==== Raw records ====

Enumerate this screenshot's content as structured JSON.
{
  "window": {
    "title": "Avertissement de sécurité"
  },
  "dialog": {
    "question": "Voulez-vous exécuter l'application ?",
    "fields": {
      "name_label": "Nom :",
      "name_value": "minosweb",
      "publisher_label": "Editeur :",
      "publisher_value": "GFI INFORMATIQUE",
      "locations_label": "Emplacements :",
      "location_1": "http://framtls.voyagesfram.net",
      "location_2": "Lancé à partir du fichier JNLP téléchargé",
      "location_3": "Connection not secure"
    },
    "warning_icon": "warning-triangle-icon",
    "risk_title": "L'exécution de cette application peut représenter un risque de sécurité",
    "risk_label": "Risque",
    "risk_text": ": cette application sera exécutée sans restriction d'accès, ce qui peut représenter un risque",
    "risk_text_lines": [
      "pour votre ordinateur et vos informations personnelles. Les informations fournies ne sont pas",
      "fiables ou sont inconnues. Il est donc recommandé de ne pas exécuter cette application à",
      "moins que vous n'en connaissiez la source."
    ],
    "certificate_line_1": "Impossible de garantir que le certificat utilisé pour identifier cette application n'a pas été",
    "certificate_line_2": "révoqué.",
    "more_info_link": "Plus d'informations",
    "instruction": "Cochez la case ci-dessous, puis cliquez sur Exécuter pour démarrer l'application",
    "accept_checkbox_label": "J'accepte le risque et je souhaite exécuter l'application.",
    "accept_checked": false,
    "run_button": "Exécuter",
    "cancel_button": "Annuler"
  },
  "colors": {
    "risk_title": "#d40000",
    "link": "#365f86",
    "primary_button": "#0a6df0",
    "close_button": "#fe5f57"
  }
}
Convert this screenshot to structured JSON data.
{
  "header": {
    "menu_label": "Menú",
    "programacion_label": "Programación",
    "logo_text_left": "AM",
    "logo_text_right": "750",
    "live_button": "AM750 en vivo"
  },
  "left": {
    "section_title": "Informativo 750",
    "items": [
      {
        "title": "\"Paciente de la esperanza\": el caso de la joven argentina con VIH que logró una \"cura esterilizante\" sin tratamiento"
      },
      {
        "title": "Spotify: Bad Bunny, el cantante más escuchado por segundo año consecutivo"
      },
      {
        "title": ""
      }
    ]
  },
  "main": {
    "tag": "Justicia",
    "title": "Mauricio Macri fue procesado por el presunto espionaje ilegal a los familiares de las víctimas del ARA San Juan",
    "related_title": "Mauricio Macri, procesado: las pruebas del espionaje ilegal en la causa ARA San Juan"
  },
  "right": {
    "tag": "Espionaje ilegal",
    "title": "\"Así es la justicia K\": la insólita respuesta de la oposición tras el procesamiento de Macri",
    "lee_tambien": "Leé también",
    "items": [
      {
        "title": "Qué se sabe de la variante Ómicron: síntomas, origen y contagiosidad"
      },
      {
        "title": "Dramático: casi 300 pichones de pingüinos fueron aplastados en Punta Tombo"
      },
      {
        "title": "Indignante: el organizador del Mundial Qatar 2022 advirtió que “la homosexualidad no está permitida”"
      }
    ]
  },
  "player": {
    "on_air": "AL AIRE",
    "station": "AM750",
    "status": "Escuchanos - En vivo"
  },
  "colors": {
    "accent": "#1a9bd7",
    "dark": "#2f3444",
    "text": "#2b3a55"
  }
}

====

* [Directive] All of the entries must be quoted exactly; please include each one.

* [Response to the task]
Enumerate this screenshot's content as structured JSON.
{
  "window": {
    "title": "Avertissement de sécurité"
  },
  "dialog": {
    "question": "Voulez-vous exécuter l'application ?",
    "fields": {
      "name_label": "Nom :",
      "name_value": "minosweb",
      "publisher_label": "Editeur :",
      "publisher_value": "GFI INFORMATIQUE",
      "locations_label": "Emplacements :",
      "location_1": "http://framtls.voyagesfram.net",
      "location_2": "Lancé à partir du fichier JNLP téléchargé",
      "location_3": "Connection not secure"
    },
    "warning_icon": "warning-triangle-icon",
    "risk_title": "L'exécution de cette application peut représenter un risque de sécurité",
    "risk_label": "Risque",
    "risk_text": ": cette application sera exécutée sans restriction d'accès, ce qui peut représenter un risque",
    "risk_text_lines": [
      "pour votre ordinateur et vos informations personnelles. Les informations fournies ne sont pas",
      "fiables ou sont inconnues. Il est donc recommandé de ne pas exécuter cette application à",
      "moins que vous n'en connaissiez la source."
    ],
    "certificate_line_1": "Impossible de garantir que le certificat utilisé pour identifier cette application n'a pas été",
    "certificate_line_2": "révoqué.",
    "more_info_link": "Plus d'informations",
    "instruction": "Cochez la case ci-dessous, puis cliquez sur Exécuter pour démarrer l'application",
    "accept_checkbox_label": "J'accepte le risque et je souhaite exécuter l'application.",
    "accept_checked": false,
    "run_button": "Exécuter",
    "cancel_button": "Annuler"
  },
  "colors": {
    "risk_title": "#d40000",
    "link": "#365f86",
    "primary_button": "#0a6df0",
    "close_button": "#fe5f57"
  }
}
Convert this screenshot to structured JSON data.
{
  "header": {
    "menu_label": "Menú",
    "programacion_label": "Programación",
    "logo_text_left": "AM",
    "logo_text_right": "750",
    "live_button": "AM750 en vivo"
  },
  "left": {
    "section_title": "Informativo 750",
    "items": [
      {
        "title": "\"Paciente de la esperanza\": el caso de la joven argentina con VIH que logró una \"cura esterilizante\" sin tratamiento"
      },
      {
        "title": "Spotify: Bad Bunny, el cantante más escuchado por segundo año consecutivo"
      },
      {
        "title": ""
      }
    ]
  },
  "main": {
    "tag": "Justicia",
    "title": "Mauricio Macri fue procesado por el presunto espionaje ilegal a los familiares de las víctimas del ARA San Juan",
    "related_title": "Mauricio Macri, procesado: las pruebas del espionaje ilegal en la causa ARA San Juan"
  },
  "right": {
    "tag": "Espionaje ilegal",
    "title": "\"Así es la justicia K\": la insólita respuesta de la oposición tras el procesamiento de Macri",
    "lee_tambien": "Leé también",
    "items": [
      {
        "title": "Qué se sabe de la variante Ómicron: síntomas, origen y contagiosidad"
      },
      {
        "title": "Dramático: casi 300 pichones de pingüinos fueron aplastados en Punta Tombo"
      },
      {
        "title": "Indignante: el organizador del Mundial Qatar 2022 advirtió que “la homosexualidad no está permitida”"
      }
    ]
  },
  "player": {
    "on_air": "AL AIRE",
    "station": "AM750",
    "status": "Escuchanos - En vivo"
  },
  "colors": {
    "accent": "#1a9bd7",
    "dark": "#2f3444",
    "text": "#2b3a55"
  }
}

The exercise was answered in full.